SUPPLIED DATA =
══════════════════════════════

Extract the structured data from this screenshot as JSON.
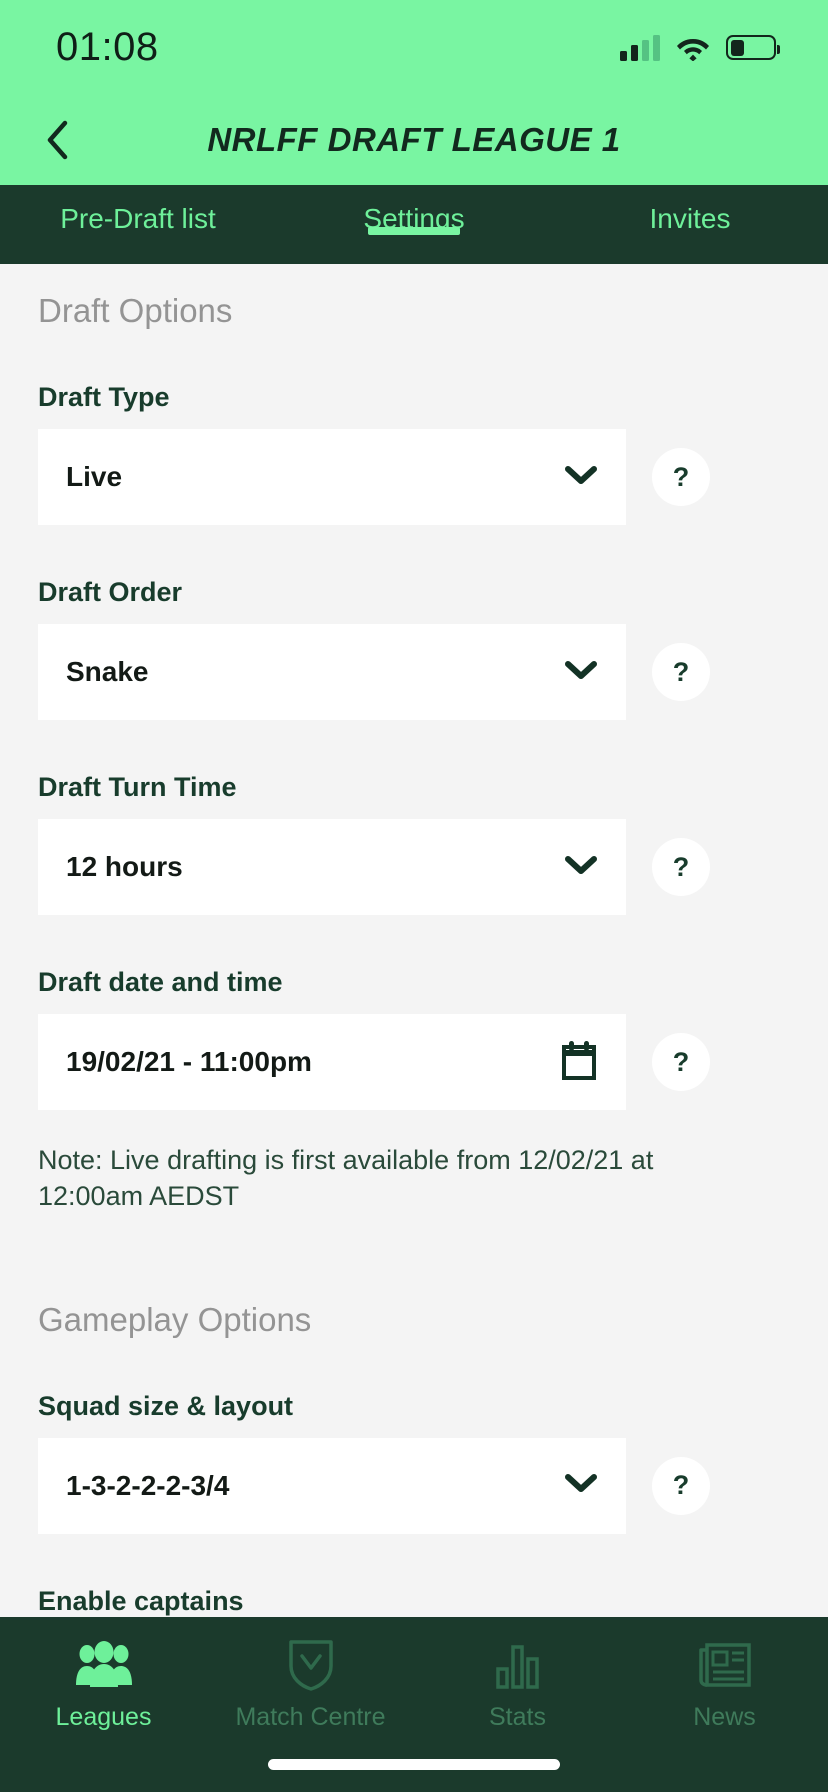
{
  "status_bar": {
    "time": "01:08",
    "signal_icon": "cellular-signal-icon",
    "wifi_icon": "wifi-icon",
    "battery_icon": "battery-icon"
  },
  "header": {
    "back_icon": "chevron-left-icon",
    "title": "NRLFF DRAFT LEAGUE 1",
    "background": "#79f5a2",
    "text_color": "#12291e"
  },
  "tabs": {
    "active": "Settings",
    "items": [
      {
        "label": "Pre-Draft list"
      },
      {
        "label": "Settings"
      },
      {
        "label": "Invites"
      }
    ],
    "background": "#1b3a2c",
    "text_color": "#6ef09a",
    "indicator_color": "#79f5a2"
  },
  "sections": [
    {
      "title": "Draft Options",
      "fields": [
        {
          "label": "Draft Type",
          "value": "Live",
          "control": "dropdown",
          "icon": "chevron-down-icon",
          "help_label": "?"
        },
        {
          "label": "Draft Order",
          "value": "Snake",
          "control": "dropdown",
          "icon": "chevron-down-icon",
          "help_label": "?"
        },
        {
          "label": "Draft Turn Time",
          "value": "12 hours",
          "control": "dropdown",
          "icon": "chevron-down-icon",
          "help_label": "?"
        },
        {
          "label": "Draft date and time",
          "value": "19/02/21 - 11:00pm",
          "control": "datepicker",
          "icon": "calendar-icon",
          "help_label": "?"
        }
      ],
      "note": "Note: Live drafting is first available from 12/02/21 at 12:00am AEDST"
    },
    {
      "title": "Gameplay Options",
      "fields": [
        {
          "label": "Squad size & layout",
          "value": "1-3-2-2-2-3/4",
          "control": "dropdown",
          "icon": "chevron-down-icon",
          "help_label": "?"
        },
        {
          "label": "Enable captains",
          "value": "",
          "control": "cut-off",
          "icon": "",
          "help_label": ""
        }
      ]
    }
  ],
  "bottom_nav": {
    "active": "Leagues",
    "items": [
      {
        "label": "Leagues",
        "icon": "people-group-icon"
      },
      {
        "label": "Match Centre",
        "icon": "shield-icon"
      },
      {
        "label": "Stats",
        "icon": "bar-chart-icon"
      },
      {
        "label": "News",
        "icon": "newspaper-icon"
      }
    ],
    "background": "#1b3a2c",
    "active_color": "#6ef09a",
    "inactive_color": "#3f7b5b"
  },
  "colors": {
    "brand_mint": "#79f5a2",
    "dark_green": "#1b3a2c",
    "page_bg": "#f4f4f4",
    "field_bg": "#ffffff",
    "label_color": "#183c2c",
    "section_title_color": "#949494"
  }
}
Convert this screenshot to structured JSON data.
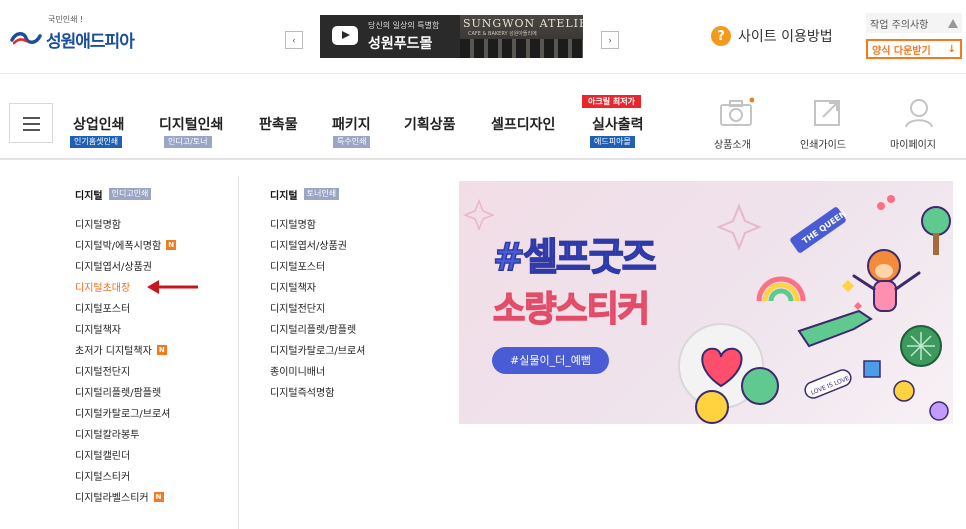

══════════════════════════════

AIM =
Reproduce every line precisely as given, omitting all pictures.

COMPLETE OUTPUT =
Extract the structured data from this screenshot as JSON.
{
  "status_bar": {
    "time": "01:08",
    "signal_icon": "cellular-signal-icon",
    "wifi_icon": "wifi-icon",
    "battery_icon": "battery-icon"
  },
  "header": {
    "back_icon": "chevron-left-icon",
    "title": "NRLFF DRAFT LEAGUE 1",
    "background": "#79f5a2",
    "text_color": "#12291e"
  },
  "tabs": {
    "active": "Settings",
    "items": [
      {
        "label": "Pre-Draft list"
      },
      {
        "label": "Settings"
      },
      {
        "label": "Invites"
      }
    ],
    "background": "#1b3a2c",
    "text_color": "#6ef09a",
    "indicator_color": "#79f5a2"
  },
  "sections": [
    {
      "title": "Draft Options",
      "fields": [
        {
          "label": "Draft Type",
          "value": "Live",
          "control": "dropdown",
          "icon": "chevron-down-icon",
          "help_label": "?"
        },
        {
          "label": "Draft Order",
          "value": "Snake",
          "control": "dropdown",
          "icon": "chevron-down-icon",
          "help_label": "?"
        },
        {
          "label": "Draft Turn Time",
          "value": "12 hours",
          "control": "dropdown",
          "icon": "chevron-down-icon",
          "help_label": "?"
        },
        {
          "label": "Draft date and time",
          "value": "19/02/21 - 11:00pm",
          "control": "datepicker",
          "icon": "calendar-icon",
          "help_label": "?"
        }
      ],
      "note": "Note: Live drafting is first available from 12/02/21 at 12:00am AEDST"
    },
    {
      "title": "Gameplay Options",
      "fields": [
        {
          "label": "Squad size & layout",
          "value": "1-3-2-2-2-3/4",
          "control": "dropdown",
          "icon": "chevron-down-icon",
          "help_label": "?"
        },
        {
          "label": "Enable captains",
          "value": "",
          "control": "cut-off",
          "icon": "",
          "help_label": ""
        }
      ]
    }
  ],
  "bottom_nav": {
    "active": "Leagues",
    "items": [
      {
        "label": "Leagues",
        "icon": "people-group-icon"
      },
      {
        "label": "Match Centre",
        "icon": "shield-icon"
      },
      {
        "label": "Stats",
        "icon": "bar-chart-icon"
      },
      {
        "label": "News",
        "icon": "newspaper-icon"
      }
    ],
    "background": "#1b3a2c",
    "active_color": "#6ef09a",
    "inactive_color": "#3f7b5b"
  },
  "colors": {
    "brand_mint": "#79f5a2",
    "dark_green": "#1b3a2c",
    "page_bg": "#f4f4f4",
    "field_bg": "#ffffff",
    "label_color": "#183c2c",
    "section_title_color": "#949494"
  }
}
Convert this screenshot to structured JSON data.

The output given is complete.